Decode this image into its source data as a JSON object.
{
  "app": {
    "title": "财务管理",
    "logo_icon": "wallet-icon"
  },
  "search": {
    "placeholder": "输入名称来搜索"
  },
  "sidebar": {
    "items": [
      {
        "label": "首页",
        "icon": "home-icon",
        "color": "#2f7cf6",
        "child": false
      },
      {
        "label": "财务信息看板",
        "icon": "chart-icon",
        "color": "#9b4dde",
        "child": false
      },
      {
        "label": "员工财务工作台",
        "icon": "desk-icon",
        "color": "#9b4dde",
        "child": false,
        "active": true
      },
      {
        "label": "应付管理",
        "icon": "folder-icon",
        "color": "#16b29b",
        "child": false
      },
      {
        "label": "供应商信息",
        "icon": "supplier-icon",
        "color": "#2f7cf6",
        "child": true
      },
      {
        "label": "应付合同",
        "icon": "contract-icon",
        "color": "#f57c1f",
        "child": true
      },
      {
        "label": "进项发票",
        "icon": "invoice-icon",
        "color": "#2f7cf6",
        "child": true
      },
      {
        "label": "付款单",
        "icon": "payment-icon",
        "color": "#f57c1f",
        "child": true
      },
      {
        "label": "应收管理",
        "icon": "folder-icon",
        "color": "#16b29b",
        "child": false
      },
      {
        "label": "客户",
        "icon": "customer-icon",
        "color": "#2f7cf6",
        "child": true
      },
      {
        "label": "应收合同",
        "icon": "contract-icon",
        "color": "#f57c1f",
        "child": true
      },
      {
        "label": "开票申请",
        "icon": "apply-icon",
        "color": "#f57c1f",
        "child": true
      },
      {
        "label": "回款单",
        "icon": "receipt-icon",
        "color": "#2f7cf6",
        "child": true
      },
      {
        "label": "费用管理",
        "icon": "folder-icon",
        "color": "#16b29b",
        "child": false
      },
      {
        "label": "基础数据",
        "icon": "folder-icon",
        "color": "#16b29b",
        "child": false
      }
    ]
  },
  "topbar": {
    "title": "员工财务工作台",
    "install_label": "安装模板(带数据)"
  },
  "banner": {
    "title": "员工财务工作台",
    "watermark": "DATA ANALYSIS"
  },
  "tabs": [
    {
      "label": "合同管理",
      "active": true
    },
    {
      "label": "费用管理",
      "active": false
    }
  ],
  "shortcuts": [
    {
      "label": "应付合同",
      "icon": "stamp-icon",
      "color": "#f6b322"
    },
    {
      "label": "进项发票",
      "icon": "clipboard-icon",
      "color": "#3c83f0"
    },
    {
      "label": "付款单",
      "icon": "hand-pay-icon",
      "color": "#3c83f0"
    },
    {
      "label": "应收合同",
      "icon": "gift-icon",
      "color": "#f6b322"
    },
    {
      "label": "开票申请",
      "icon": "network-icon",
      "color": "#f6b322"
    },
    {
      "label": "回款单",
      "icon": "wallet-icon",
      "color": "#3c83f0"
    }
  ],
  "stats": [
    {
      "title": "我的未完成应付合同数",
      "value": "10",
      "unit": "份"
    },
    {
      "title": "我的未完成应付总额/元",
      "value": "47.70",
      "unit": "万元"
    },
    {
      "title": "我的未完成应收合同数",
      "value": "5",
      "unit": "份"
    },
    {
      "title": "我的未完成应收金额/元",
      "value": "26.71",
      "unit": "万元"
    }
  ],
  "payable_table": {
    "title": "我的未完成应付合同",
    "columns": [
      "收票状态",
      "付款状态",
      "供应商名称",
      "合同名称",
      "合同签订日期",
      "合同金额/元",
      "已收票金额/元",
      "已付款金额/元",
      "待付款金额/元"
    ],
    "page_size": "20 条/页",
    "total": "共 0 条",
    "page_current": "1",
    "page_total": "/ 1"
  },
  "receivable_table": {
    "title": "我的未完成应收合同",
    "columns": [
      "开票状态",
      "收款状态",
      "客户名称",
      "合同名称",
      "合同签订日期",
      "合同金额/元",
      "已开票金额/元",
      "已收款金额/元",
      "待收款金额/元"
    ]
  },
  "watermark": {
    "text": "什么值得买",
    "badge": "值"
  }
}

----

The records above should be repeated in full, exactly as given.

Decode this image into its source data as a JSON object.
{
  "app": {
    "title": "财务管理",
    "logo_icon": "wallet-icon"
  },
  "search": {
    "placeholder": "输入名称来搜索"
  },
  "sidebar": {
    "items": [
      {
        "label": "首页",
        "icon": "home-icon",
        "color": "#2f7cf6",
        "child": false
      },
      {
        "label": "财务信息看板",
        "icon": "chart-icon",
        "color": "#9b4dde",
        "child": false
      },
      {
        "label": "员工财务工作台",
        "icon": "desk-icon",
        "color": "#9b4dde",
        "child": false,
        "active": true
      },
      {
        "label": "应付管理",
        "icon": "folder-icon",
        "color": "#16b29b",
        "child": false
      },
      {
        "label": "供应商信息",
        "icon": "supplier-icon",
        "color": "#2f7cf6",
        "child": true
      },
      {
        "label": "应付合同",
        "icon": "contract-icon",
        "color": "#f57c1f",
        "child": true
      },
      {
        "label": "进项发票",
        "icon": "invoice-icon",
        "color": "#2f7cf6",
        "child": true
      },
      {
        "label": "付款单",
        "icon": "payment-icon",
        "color": "#f57c1f",
        "child": true
      },
      {
        "label": "应收管理",
        "icon": "folder-icon",
        "color": "#16b29b",
        "child": false
      },
      {
        "label": "客户",
        "icon": "customer-icon",
        "color": "#2f7cf6",
        "child": true
      },
      {
        "label": "应收合同",
        "icon": "contract-icon",
        "color": "#f57c1f",
        "child": true
      },
      {
        "label": "开票申请",
        "icon": "apply-icon",
        "color": "#f57c1f",
        "child": true
      },
      {
        "label": "回款单",
        "icon": "receipt-icon",
        "color": "#2f7cf6",
        "child": true
      },
      {
        "label": "费用管理",
        "icon": "folder-icon",
        "color": "#16b29b",
        "child": false
      },
      {
        "label": "基础数据",
        "icon": "folder-icon",
        "color": "#16b29b",
        "child": false
      }
    ]
  },
  "topbar": {
    "title": "员工财务工作台",
    "install_label": "安装模板(带数据)"
  },
  "banner": {
    "title": "员工财务工作台",
    "watermark": "DATA ANALYSIS"
  },
  "tabs": [
    {
      "label": "合同管理",
      "active": true
    },
    {
      "label": "费用管理",
      "active": false
    }
  ],
  "shortcuts": [
    {
      "label": "应付合同",
      "icon": "stamp-icon",
      "color": "#f6b322"
    },
    {
      "label": "进项发票",
      "icon": "clipboard-icon",
      "color": "#3c83f0"
    },
    {
      "label": "付款单",
      "icon": "hand-pay-icon",
      "color": "#3c83f0"
    },
    {
      "label": "应收合同",
      "icon": "gift-icon",
      "color": "#f6b322"
    },
    {
      "label": "开票申请",
      "icon": "network-icon",
      "color": "#f6b322"
    },
    {
      "label": "回款单",
      "icon": "wallet-icon",
      "color": "#3c83f0"
    }
  ],
  "stats": [
    {
      "title": "我的未完成应付合同数",
      "value": "10",
      "unit": "份"
    },
    {
      "title": "我的未完成应付总额/元",
      "value": "47.70",
      "unit": "万元"
    },
    {
      "title": "我的未完成应收合同数",
      "value": "5",
      "unit": "份"
    },
    {
      "title": "我的未完成应收金额/元",
      "value": "26.71",
      "unit": "万元"
    }
  ],
  "payable_table": {
    "title": "我的未完成应付合同",
    "columns": [
      "收票状态",
      "付款状态",
      "供应商名称",
      "合同名称",
      "合同签订日期",
      "合同金额/元",
      "已收票金额/元",
      "已付款金额/元",
      "待付款金额/元"
    ],
    "page_size": "20 条/页",
    "total": "共 0 条",
    "page_current": "1",
    "page_total": "/ 1"
  },
  "receivable_table": {
    "title": "我的未完成应收合同",
    "columns": [
      "开票状态",
      "收款状态",
      "客户名称",
      "合同名称",
      "合同签订日期",
      "合同金额/元",
      "已开票金额/元",
      "已收款金额/元",
      "待收款金额/元"
    ]
  },
  "watermark": {
    "text": "什么值得买",
    "badge": "值"
  }
}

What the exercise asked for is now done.